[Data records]
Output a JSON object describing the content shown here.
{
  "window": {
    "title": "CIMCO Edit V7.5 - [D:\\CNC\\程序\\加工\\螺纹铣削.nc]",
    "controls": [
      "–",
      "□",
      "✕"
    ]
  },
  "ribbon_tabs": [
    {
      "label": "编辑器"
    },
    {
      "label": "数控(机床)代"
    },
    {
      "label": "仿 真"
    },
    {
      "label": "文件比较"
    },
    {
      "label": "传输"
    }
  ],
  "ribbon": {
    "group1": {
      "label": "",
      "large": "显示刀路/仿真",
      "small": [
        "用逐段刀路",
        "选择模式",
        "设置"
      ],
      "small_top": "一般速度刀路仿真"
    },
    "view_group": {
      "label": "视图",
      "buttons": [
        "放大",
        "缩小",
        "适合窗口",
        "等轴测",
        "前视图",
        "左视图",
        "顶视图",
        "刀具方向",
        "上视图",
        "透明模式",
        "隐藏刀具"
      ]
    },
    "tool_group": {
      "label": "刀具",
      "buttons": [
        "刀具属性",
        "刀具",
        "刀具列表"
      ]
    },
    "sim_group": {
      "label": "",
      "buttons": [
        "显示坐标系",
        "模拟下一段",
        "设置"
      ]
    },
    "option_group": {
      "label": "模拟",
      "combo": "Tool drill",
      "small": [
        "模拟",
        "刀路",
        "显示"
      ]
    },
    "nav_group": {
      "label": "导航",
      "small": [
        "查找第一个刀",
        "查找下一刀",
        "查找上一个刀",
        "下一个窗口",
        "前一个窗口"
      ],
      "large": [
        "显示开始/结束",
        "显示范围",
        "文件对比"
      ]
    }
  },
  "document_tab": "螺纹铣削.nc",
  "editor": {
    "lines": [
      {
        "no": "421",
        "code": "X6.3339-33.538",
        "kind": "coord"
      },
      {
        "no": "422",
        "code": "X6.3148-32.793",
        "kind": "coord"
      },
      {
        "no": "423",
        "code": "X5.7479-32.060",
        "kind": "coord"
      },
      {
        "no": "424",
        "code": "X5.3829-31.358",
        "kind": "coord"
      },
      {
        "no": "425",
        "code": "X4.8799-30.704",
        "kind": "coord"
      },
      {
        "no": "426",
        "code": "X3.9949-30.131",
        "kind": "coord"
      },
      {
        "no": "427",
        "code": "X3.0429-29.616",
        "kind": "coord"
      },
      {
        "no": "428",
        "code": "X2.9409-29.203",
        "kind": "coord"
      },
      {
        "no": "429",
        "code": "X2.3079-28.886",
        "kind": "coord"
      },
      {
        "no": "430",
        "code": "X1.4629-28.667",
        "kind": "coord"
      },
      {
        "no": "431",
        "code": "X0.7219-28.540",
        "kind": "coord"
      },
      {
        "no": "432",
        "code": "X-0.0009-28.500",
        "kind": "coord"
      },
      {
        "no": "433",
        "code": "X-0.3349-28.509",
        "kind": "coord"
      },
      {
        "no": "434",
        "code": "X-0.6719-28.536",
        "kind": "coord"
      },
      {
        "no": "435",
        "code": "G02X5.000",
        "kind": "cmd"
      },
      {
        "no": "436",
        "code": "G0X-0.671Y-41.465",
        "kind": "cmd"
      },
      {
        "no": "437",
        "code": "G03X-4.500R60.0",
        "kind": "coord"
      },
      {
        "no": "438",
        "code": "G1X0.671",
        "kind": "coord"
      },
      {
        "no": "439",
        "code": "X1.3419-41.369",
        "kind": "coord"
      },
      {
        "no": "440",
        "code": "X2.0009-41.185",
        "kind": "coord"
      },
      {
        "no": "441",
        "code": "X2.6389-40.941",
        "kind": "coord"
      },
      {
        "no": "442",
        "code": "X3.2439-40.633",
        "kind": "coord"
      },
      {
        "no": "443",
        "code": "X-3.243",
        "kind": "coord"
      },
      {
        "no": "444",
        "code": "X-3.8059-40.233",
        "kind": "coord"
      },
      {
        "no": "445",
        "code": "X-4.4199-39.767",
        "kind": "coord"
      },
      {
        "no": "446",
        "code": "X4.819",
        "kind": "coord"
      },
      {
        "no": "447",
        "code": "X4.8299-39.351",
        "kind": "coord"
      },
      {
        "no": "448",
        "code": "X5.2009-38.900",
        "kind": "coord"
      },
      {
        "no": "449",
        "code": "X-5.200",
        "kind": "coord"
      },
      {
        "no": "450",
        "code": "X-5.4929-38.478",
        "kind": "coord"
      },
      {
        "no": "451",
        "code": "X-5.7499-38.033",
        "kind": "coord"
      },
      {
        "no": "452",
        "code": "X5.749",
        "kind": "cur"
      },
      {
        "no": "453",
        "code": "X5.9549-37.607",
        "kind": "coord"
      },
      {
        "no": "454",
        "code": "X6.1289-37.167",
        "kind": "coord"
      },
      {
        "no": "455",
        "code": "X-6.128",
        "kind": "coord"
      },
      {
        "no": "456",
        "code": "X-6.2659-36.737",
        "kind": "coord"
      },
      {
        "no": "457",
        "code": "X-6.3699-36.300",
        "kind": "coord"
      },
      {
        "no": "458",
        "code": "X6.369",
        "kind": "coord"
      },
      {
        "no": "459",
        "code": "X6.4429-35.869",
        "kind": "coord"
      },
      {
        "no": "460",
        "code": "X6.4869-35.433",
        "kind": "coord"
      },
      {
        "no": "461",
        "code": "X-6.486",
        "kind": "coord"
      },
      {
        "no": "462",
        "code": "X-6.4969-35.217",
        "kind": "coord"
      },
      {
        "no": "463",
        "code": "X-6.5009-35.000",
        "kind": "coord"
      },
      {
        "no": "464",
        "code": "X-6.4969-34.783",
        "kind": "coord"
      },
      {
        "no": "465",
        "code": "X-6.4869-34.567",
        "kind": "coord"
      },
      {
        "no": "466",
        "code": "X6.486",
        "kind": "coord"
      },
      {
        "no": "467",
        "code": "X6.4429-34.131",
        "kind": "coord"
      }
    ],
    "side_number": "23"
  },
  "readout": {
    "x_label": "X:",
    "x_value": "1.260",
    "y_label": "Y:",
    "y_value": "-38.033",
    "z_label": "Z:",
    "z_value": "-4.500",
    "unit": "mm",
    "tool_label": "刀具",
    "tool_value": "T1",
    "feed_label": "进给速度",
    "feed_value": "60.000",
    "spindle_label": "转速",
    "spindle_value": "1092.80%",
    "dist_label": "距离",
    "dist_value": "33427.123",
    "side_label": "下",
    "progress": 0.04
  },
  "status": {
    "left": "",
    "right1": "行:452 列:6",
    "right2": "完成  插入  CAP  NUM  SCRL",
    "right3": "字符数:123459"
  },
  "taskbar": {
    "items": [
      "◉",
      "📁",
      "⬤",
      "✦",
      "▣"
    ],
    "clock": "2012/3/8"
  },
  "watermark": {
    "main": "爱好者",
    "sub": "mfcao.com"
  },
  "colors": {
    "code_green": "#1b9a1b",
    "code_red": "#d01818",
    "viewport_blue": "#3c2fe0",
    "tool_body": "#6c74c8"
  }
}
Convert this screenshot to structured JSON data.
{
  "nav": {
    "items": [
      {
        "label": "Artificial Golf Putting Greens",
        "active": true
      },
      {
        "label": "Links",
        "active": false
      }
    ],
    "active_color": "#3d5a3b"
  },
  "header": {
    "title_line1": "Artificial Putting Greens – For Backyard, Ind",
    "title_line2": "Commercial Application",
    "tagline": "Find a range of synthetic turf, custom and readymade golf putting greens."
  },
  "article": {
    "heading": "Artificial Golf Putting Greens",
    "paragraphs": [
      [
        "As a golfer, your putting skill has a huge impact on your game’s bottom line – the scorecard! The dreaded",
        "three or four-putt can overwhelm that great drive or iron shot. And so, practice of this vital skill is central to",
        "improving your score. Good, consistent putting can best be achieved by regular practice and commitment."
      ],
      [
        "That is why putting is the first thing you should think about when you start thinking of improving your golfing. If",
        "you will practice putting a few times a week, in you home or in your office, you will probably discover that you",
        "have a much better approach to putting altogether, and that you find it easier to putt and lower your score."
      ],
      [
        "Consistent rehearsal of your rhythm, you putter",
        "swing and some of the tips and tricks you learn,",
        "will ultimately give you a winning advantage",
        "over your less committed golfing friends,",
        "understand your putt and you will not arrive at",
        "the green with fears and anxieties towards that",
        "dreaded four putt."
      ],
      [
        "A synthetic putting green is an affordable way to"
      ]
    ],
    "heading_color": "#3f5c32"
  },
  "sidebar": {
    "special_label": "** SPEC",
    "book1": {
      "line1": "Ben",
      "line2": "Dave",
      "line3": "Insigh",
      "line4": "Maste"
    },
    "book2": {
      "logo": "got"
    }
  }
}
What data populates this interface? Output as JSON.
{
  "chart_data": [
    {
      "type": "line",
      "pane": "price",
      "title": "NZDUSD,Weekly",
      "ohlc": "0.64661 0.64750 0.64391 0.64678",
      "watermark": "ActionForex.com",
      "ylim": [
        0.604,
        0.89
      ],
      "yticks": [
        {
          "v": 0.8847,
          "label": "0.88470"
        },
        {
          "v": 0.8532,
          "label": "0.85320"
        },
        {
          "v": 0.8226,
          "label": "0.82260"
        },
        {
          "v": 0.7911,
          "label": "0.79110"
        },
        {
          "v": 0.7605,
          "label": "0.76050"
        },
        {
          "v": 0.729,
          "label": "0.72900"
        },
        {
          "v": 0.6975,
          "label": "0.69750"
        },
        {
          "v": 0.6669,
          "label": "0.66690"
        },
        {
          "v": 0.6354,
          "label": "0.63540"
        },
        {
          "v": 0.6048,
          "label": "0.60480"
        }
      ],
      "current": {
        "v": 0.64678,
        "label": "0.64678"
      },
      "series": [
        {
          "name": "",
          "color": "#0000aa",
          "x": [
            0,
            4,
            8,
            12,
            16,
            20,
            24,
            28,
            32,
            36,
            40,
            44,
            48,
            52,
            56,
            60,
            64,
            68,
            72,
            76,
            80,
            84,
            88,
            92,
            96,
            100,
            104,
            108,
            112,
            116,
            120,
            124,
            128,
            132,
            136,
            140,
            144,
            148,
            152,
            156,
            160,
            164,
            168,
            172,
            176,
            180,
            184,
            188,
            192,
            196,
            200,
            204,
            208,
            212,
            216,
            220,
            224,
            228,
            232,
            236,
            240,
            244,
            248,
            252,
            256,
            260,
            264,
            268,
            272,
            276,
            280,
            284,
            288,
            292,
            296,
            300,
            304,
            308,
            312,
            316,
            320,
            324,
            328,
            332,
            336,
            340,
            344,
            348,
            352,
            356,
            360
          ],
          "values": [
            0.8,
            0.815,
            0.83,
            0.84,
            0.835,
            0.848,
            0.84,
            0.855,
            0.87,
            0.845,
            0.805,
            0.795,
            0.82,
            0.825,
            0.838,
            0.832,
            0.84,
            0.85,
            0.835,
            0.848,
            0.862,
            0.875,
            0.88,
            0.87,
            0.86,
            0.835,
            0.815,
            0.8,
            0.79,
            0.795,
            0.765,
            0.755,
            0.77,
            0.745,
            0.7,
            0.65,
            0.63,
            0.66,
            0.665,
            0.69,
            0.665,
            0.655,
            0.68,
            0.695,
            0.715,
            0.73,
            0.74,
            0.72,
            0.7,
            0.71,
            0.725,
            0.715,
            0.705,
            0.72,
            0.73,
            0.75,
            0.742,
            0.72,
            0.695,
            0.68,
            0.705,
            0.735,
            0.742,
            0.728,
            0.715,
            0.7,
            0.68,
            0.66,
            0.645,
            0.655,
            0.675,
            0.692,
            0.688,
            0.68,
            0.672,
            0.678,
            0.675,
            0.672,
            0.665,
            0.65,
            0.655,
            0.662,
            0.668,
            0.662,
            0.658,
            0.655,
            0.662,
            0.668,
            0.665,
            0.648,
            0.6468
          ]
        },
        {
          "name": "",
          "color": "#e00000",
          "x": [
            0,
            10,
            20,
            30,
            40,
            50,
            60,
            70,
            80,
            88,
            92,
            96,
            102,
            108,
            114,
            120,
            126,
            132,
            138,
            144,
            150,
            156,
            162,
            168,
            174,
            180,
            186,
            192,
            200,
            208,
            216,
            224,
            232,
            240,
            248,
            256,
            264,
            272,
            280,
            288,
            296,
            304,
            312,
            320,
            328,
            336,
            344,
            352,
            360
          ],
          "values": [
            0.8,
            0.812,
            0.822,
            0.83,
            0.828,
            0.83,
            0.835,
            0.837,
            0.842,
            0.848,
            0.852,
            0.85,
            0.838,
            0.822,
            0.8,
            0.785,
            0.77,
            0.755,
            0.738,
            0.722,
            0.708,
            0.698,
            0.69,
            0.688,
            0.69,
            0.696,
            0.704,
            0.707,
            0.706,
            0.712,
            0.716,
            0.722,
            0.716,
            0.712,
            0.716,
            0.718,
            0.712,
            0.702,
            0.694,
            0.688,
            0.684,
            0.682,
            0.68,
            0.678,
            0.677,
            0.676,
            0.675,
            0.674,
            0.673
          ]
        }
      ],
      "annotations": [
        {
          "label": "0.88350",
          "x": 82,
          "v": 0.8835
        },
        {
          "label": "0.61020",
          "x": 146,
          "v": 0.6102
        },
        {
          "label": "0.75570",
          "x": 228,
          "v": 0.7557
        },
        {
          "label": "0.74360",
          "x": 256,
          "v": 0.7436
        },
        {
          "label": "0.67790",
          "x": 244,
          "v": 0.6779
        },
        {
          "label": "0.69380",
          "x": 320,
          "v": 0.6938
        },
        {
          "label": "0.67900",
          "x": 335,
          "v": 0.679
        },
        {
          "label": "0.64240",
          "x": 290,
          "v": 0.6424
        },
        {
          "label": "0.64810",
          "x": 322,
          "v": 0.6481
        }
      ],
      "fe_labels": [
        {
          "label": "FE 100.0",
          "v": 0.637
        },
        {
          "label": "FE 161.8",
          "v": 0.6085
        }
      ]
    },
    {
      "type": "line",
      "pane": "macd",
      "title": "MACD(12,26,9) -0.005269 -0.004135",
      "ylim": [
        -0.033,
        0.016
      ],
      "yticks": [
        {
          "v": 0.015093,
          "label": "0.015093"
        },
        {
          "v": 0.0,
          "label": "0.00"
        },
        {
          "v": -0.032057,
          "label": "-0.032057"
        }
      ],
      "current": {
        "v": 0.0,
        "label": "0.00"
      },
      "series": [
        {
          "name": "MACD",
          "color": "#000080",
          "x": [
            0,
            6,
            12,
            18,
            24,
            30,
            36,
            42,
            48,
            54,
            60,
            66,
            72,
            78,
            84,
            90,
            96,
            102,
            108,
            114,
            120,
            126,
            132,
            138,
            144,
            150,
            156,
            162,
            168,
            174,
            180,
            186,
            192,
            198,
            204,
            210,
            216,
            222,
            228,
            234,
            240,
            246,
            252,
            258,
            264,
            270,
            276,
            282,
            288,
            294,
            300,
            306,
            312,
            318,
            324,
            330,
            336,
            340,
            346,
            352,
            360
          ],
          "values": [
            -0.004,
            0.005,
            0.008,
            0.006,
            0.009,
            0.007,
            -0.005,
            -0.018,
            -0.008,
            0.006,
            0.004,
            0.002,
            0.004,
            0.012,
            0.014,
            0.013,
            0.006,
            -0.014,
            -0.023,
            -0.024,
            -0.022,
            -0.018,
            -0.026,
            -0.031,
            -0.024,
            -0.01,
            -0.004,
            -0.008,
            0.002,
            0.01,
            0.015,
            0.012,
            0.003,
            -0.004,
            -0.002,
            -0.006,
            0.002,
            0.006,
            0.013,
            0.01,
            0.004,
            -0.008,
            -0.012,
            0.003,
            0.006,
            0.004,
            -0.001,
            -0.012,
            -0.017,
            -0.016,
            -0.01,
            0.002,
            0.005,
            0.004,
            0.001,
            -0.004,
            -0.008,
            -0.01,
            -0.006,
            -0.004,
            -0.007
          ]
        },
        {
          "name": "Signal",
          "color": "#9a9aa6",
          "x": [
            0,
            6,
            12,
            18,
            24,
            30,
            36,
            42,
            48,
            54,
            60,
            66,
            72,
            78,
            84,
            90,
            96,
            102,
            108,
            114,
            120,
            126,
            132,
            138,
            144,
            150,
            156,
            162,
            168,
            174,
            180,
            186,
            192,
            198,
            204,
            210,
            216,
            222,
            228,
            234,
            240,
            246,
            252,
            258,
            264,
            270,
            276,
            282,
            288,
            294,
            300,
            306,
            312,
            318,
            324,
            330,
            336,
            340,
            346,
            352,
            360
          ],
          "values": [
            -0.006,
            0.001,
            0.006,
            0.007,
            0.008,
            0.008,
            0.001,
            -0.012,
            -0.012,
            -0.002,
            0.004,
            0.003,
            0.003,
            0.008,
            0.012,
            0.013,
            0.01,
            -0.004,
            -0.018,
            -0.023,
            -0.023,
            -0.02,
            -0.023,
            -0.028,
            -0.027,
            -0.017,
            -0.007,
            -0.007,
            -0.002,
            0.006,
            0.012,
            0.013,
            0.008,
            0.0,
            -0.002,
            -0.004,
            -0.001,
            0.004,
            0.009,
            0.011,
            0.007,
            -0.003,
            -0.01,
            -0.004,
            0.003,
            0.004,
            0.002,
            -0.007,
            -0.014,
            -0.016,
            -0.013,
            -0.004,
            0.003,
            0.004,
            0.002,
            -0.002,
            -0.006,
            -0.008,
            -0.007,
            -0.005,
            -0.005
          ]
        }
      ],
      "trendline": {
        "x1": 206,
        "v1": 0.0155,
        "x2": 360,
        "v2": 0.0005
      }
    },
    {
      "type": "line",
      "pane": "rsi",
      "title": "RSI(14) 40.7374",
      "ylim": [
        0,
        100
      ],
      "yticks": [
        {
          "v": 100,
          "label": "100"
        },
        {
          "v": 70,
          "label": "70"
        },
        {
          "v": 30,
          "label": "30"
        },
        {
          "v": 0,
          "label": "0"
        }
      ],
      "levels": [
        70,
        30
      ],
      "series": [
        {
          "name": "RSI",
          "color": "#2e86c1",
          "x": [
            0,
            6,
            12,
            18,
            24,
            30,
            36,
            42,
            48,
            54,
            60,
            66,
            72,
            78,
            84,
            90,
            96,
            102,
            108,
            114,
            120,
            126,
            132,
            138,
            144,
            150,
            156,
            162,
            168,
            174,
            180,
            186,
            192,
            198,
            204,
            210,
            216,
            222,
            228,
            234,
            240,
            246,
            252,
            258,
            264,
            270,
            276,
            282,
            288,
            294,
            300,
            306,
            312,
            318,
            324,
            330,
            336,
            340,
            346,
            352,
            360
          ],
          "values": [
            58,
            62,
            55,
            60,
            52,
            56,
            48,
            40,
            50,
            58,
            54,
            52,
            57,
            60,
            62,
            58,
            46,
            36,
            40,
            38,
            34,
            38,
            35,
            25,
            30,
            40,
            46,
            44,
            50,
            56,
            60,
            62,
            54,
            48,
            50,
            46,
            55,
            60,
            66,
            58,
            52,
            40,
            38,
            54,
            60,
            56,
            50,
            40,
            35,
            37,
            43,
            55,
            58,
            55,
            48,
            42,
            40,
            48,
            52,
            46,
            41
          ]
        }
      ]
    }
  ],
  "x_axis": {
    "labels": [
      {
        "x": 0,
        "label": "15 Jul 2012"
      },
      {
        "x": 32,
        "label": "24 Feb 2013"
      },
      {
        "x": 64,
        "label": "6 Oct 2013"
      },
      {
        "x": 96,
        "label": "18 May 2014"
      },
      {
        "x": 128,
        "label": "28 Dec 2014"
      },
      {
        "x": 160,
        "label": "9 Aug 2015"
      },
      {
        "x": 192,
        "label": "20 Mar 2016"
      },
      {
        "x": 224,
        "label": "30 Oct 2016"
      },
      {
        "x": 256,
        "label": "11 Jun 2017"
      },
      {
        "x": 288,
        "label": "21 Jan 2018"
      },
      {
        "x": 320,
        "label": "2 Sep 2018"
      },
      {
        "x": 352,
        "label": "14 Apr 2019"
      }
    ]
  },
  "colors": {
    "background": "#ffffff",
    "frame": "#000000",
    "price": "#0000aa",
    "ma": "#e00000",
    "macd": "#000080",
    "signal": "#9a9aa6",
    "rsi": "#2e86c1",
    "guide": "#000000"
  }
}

*Description of the task*: Check each line above for the word "synthetic" and copy the ones that have it.

*Exercise output*:
    "tagline": "Find a range of synthetic turf, custom and readymade golf putting greens."
        "A synthetic putting green is an affordable way to"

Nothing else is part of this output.